<<<<

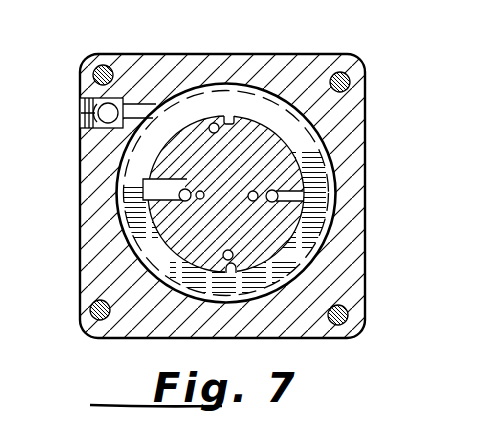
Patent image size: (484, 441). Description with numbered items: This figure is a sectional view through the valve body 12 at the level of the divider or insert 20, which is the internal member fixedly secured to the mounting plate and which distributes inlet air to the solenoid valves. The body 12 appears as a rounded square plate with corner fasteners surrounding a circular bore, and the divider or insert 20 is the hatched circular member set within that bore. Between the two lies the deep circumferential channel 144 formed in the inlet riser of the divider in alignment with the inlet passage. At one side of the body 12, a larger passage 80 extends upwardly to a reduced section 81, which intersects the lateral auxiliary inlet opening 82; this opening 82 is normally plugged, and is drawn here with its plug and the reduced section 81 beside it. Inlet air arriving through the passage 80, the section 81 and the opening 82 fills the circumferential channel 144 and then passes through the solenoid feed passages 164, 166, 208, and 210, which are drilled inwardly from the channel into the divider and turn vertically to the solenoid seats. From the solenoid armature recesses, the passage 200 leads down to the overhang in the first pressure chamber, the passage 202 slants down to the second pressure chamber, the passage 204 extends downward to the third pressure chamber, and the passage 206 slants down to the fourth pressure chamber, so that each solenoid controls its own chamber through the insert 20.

The housing body 12 is at (368, 281).
The divider or insert 20 is at (252, 158).
The larger passage 80 is at (475, 164).
The reduced section 81 is at (87, 132).
The lateral auxiliary inlet opening 82 is at (88, 113).
The circumferential channel 144 is at (276, 112).
The solenoid feed passage 164 is at (295, 198).
The solenoid feed passage 166 is at (150, 197).
The passage 200 is at (143, 186).
The passage 202 is at (282, 182).
The passage 204 is at (223, 257).
The passage 206 is at (213, 123).
The solenoid feed passage 208 is at (233, 273).
The solenoid feed passage 210 is at (231, 115).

>>>>

> _Task description_
Rewrite the listing with "valve housing" substituted for "valve body", keeping everything else the same, and leave out the pictures.

> _The output_
Patent image size: (484, 441). Description with numbered items: This figure is a sectional view through the valve housing 12 at the level of the divider or insert 20, which is the internal member fixedly secured to the mounting plate and which distributes inlet air to the solenoid valves. The body 12 appears as a rounded square plate with corner fasteners surrounding a circular bore, and the divider or insert 20 is the hatched circular member set within that bore. Between the two lies the deep circumferential channel 144 formed in the inlet riser of the divider in alignment with the inlet passage. At one side of the body 12, a larger passage 80 extends upwardly to a reduced section 81, which intersects the lateral auxiliary inlet opening 82; this opening 82 is normally plugged, and is drawn here with its plug and the reduced section 81 beside it. Inlet air arriving through the passage 80, the section 81 and the opening 82 fills the circumferential channel 144 and then passes through the solenoid feed passages 164, 166, 208, and 210, which are drilled inwardly from the channel into the divider and turn vertically to the solenoid seats. From the solenoid armature recesses, the passage 200 leads down to the overhang in the first pressure chamber, the passage 202 slants down to the second pressure chamber, the passage 204 extends downward to the third pressure chamber, and the passage 206 slants down to the fourth pressure chamber, so that each solenoid controls its own chamber through the insert 20.

The housing body 12 is at (368, 281).
The divider or insert 20 is at (252, 158).
The larger passage 80 is at (475, 164).
The reduced section 81 is at (87, 132).
The lateral auxiliary inlet opening 82 is at (88, 113).
The circumferential channel 144 is at (276, 112).
The solenoid feed passage 164 is at (295, 198).
The solenoid feed passage 166 is at (150, 197).
The passage 200 is at (143, 186).
The passage 202 is at (282, 182).
The passage 204 is at (223, 257).
The passage 206 is at (213, 123).
The solenoid feed passage 208 is at (233, 273).
The solenoid feed passage 210 is at (231, 115).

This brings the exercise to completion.